YOUR TASK ->
In the data below, copy out the lines from the one with "whisker-cap-5th [1006,439,1009,449]" through the one with "percentile-box-25-75 [462,542,489,547]", both included, without changing anything in them.

== DATASET ENTRIES ==

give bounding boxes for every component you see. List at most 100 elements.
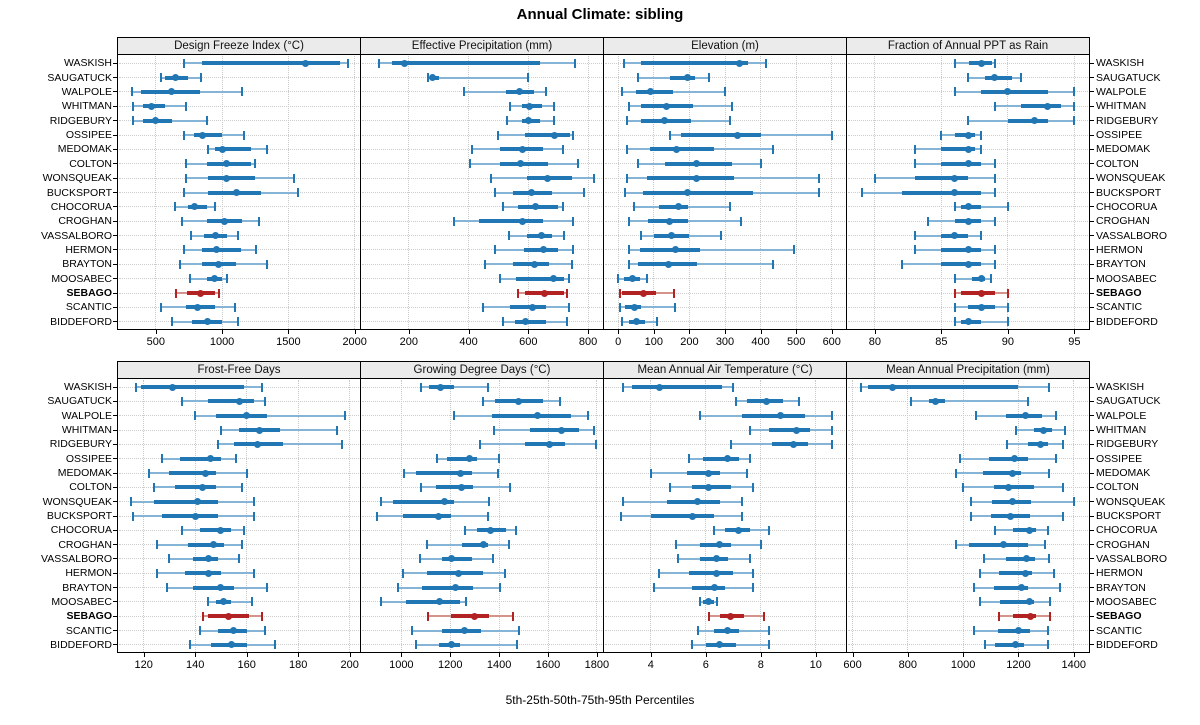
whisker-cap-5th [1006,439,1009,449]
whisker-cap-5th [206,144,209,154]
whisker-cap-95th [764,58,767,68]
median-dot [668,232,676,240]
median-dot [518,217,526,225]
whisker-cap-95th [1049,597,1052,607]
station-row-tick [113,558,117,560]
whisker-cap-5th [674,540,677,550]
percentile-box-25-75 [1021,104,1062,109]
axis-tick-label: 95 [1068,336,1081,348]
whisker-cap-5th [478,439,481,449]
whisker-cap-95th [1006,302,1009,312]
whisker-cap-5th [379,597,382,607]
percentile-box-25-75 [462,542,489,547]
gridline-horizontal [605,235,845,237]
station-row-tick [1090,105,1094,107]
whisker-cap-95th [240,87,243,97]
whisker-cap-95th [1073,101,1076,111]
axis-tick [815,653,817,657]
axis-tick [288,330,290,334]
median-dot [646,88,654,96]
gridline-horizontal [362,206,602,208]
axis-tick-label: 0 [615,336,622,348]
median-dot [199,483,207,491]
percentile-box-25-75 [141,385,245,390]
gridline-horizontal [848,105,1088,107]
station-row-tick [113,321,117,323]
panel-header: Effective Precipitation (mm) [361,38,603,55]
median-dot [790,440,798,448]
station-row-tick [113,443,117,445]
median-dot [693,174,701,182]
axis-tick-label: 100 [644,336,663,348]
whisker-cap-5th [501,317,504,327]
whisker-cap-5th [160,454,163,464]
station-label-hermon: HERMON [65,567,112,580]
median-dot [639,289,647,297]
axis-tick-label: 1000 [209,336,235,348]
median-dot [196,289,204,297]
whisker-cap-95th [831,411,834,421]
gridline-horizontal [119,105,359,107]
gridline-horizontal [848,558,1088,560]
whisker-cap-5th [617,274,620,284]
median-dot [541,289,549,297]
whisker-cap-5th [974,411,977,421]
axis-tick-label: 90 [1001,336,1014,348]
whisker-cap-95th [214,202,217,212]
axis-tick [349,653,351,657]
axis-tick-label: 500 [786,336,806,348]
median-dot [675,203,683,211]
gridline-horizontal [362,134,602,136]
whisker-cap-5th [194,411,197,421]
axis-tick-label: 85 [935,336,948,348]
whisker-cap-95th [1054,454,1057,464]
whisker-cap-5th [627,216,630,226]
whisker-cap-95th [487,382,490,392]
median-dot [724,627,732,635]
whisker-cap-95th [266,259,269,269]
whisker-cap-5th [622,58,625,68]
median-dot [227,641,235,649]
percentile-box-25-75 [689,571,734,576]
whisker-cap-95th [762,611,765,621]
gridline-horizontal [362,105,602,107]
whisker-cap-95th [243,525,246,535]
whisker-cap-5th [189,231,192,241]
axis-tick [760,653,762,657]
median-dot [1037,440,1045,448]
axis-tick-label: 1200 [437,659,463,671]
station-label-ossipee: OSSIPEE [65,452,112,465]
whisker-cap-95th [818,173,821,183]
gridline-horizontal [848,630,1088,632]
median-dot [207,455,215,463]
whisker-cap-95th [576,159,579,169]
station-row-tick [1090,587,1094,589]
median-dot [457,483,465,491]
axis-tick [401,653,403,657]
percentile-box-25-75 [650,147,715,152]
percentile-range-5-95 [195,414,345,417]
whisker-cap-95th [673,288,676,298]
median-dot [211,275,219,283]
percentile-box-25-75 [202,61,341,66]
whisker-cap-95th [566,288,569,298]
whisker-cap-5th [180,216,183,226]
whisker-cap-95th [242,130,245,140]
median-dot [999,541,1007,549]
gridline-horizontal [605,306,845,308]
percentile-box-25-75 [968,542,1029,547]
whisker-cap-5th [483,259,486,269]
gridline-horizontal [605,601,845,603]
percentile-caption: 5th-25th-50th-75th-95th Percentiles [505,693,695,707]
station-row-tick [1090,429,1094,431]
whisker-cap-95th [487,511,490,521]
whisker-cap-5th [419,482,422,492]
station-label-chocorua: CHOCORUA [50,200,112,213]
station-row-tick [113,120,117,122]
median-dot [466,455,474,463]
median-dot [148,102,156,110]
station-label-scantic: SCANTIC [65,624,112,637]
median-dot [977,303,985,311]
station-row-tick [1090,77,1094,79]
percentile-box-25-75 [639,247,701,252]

===

RESULT OF THE EXERCISE ->
whisker-cap-5th [1006,439,1009,449]
whisker-cap-5th [206,144,209,154]
whisker-cap-95th [764,58,767,68]
median-dot [668,232,676,240]
median-dot [518,217,526,225]
whisker-cap-95th [1049,597,1052,607]
station-row-tick [113,558,117,560]
whisker-cap-5th [674,540,677,550]
percentile-box-25-75 [1021,104,1062,109]
axis-tick-label: 95 [1068,336,1081,348]
whisker-cap-5th [478,439,481,449]
whisker-cap-95th [1006,302,1009,312]
whisker-cap-5th [379,597,382,607]
percentile-box-25-75 [462,542,489,547]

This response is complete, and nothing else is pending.